(Extracted data entries)
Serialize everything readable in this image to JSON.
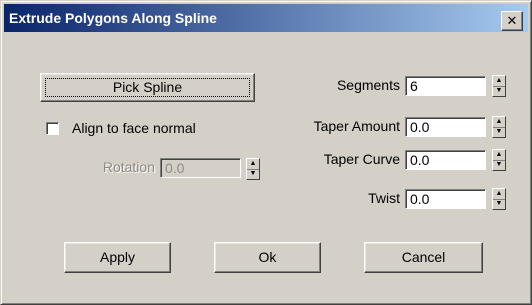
{
  "window": {
    "title": "Extrude Polygons Along Spline",
    "close_symbol": "✕"
  },
  "pick_spline": {
    "label": "Pick Spline"
  },
  "align": {
    "label": "Align to face normal",
    "checked": false
  },
  "rotation": {
    "label": "Rotation",
    "value": "0.0"
  },
  "params": {
    "segments": {
      "label": "Segments",
      "value": "6"
    },
    "taper_amount": {
      "label": "Taper Amount",
      "value": "0.0"
    },
    "taper_curve": {
      "label": "Taper Curve",
      "value": "0.0"
    },
    "twist": {
      "label": "Twist",
      "value": "0.0"
    }
  },
  "buttons": {
    "apply": "Apply",
    "ok": "Ok",
    "cancel": "Cancel"
  },
  "icons": {
    "spinner_up": "▲",
    "spinner_down": "▼"
  },
  "colors": {
    "dialog_bg": "#d4d0c8",
    "title_start": "#0a246a",
    "title_end": "#a6caf0"
  }
}
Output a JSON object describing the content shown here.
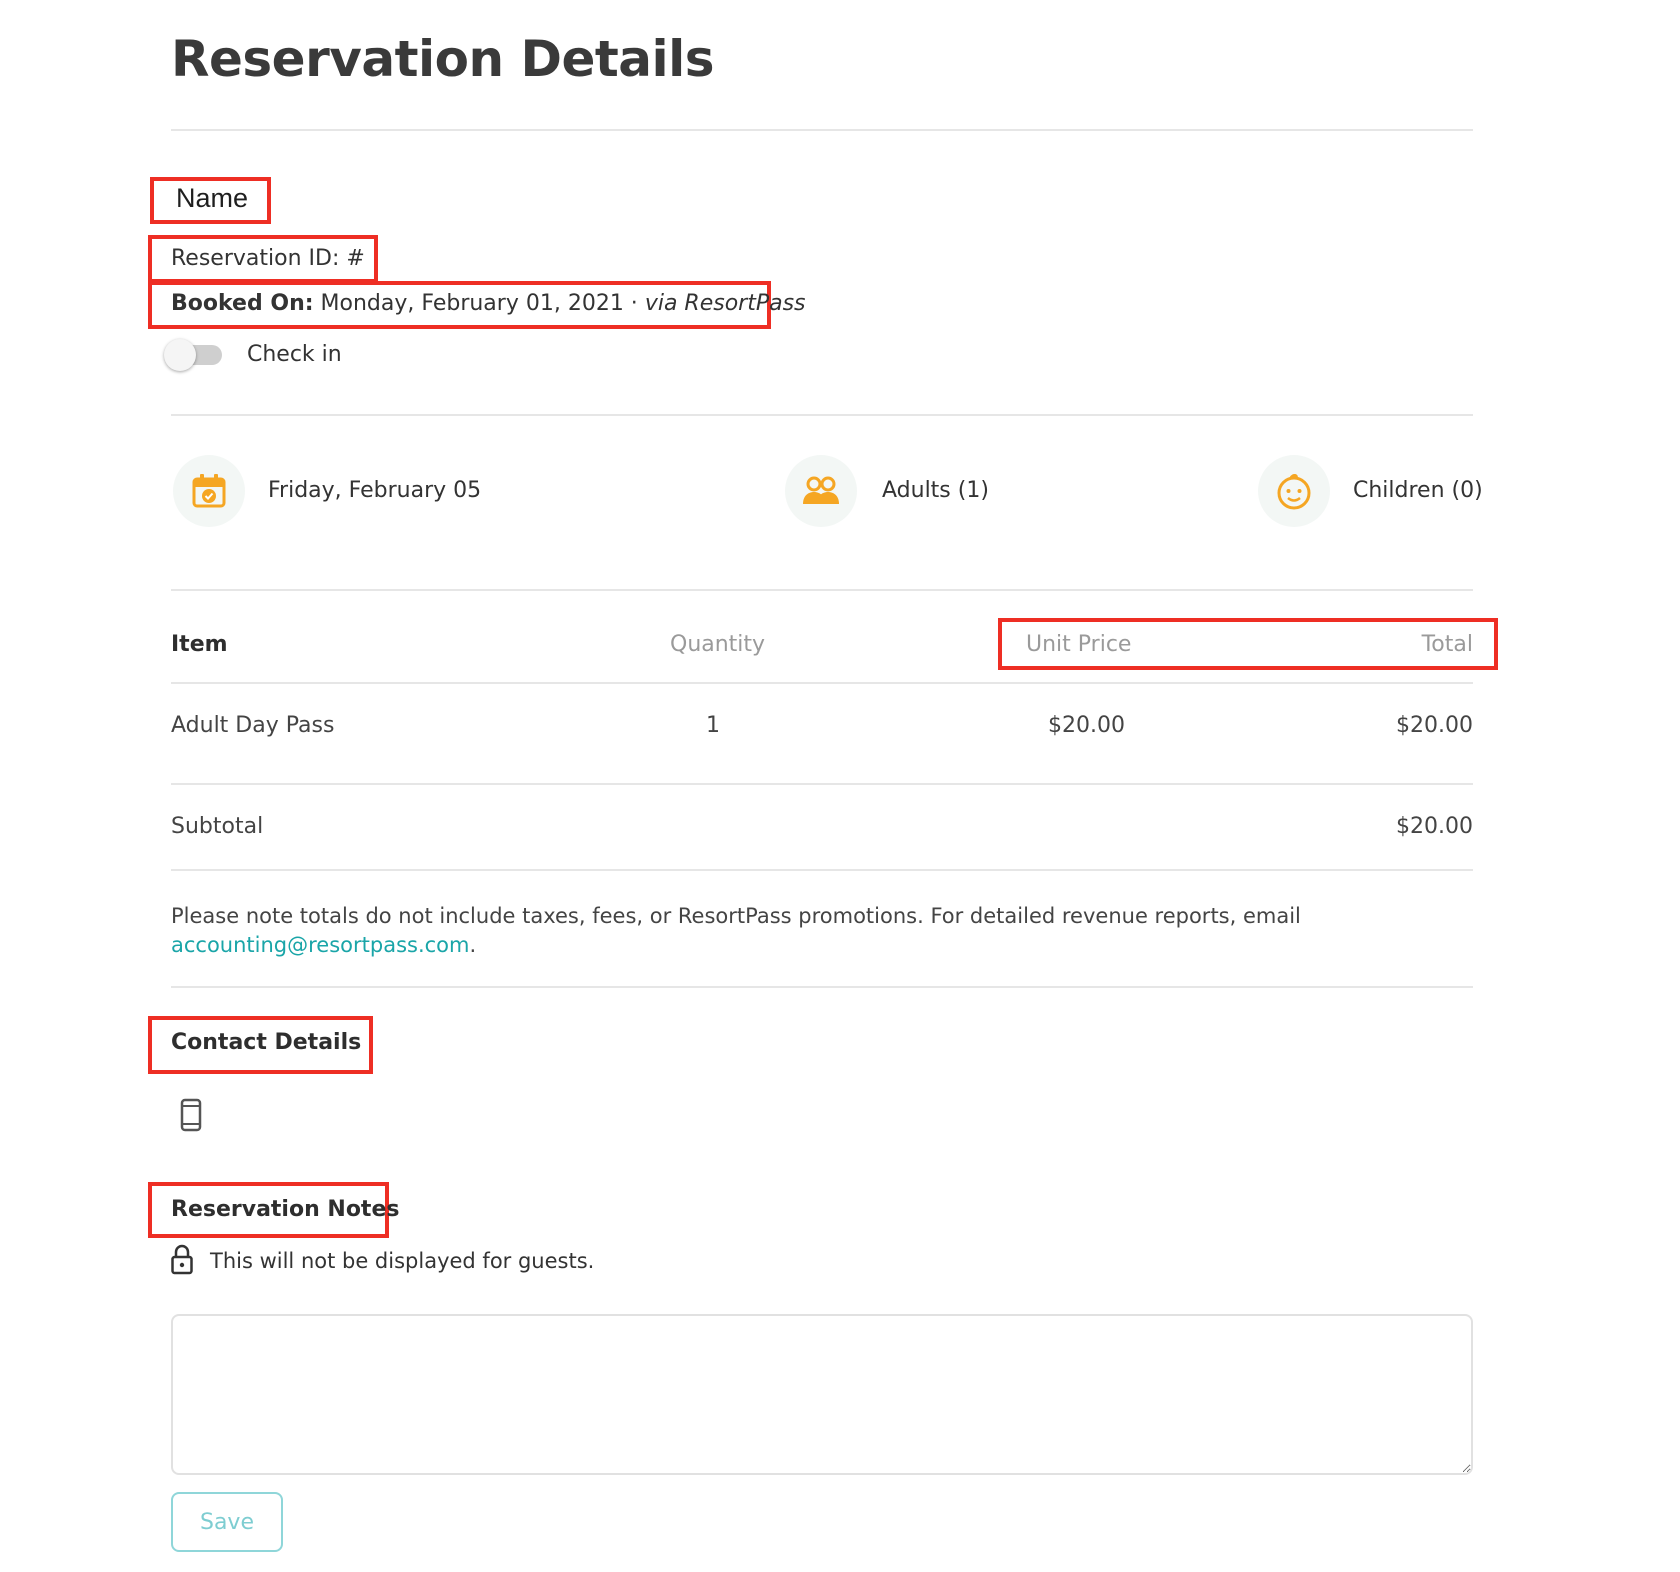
{
  "page": {
    "title": "Reservation Details"
  },
  "guest": {
    "name": "Name",
    "reservation_id_label": "Reservation ID: #",
    "booked_on_label": "Booked On:",
    "booked_on_value": "Monday, February 01, 2021 ·",
    "booked_via": "via ResortPass"
  },
  "check_in": {
    "label": "Check in",
    "checked": false
  },
  "summary": {
    "date": "Friday, February 05",
    "adults": "Adults (1)",
    "children": "Children (0)"
  },
  "table": {
    "headers": {
      "item": "Item",
      "quantity": "Quantity",
      "unit_price": "Unit Price",
      "total": "Total"
    },
    "rows": [
      {
        "item": "Adult Day Pass",
        "quantity": "1",
        "unit_price": "$20.00",
        "total": "$20.00"
      }
    ],
    "subtotal_label": "Subtotal",
    "subtotal_value": "$20.00"
  },
  "note": {
    "text": "Please note totals do not include taxes, fees, or ResortPass promotions. For detailed revenue reports, email",
    "email": "accounting@resortpass.com",
    "suffix": "."
  },
  "contact": {
    "title": "Contact Details"
  },
  "reservation_notes": {
    "title": "Reservation Notes",
    "hint": "This will not be displayed for guests.",
    "value": "",
    "save_label": "Save"
  },
  "colors": {
    "accent_teal": "#1aa5a8",
    "icon_orange": "#f5a623",
    "highlight_red": "#ee2e24"
  },
  "icons": {
    "date": "calendar-check-icon",
    "adults": "people-icon",
    "children": "child-face-icon",
    "contact": "mobile-phone-icon",
    "notes": "lock-icon"
  }
}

Job
Copy every line above that holds the word "email".

Written reply
    "text": "Please note totals do not include taxes, fees, or ResortPass promotions. For detailed revenue reports, email",
    "email": "accounting@resortpass.com",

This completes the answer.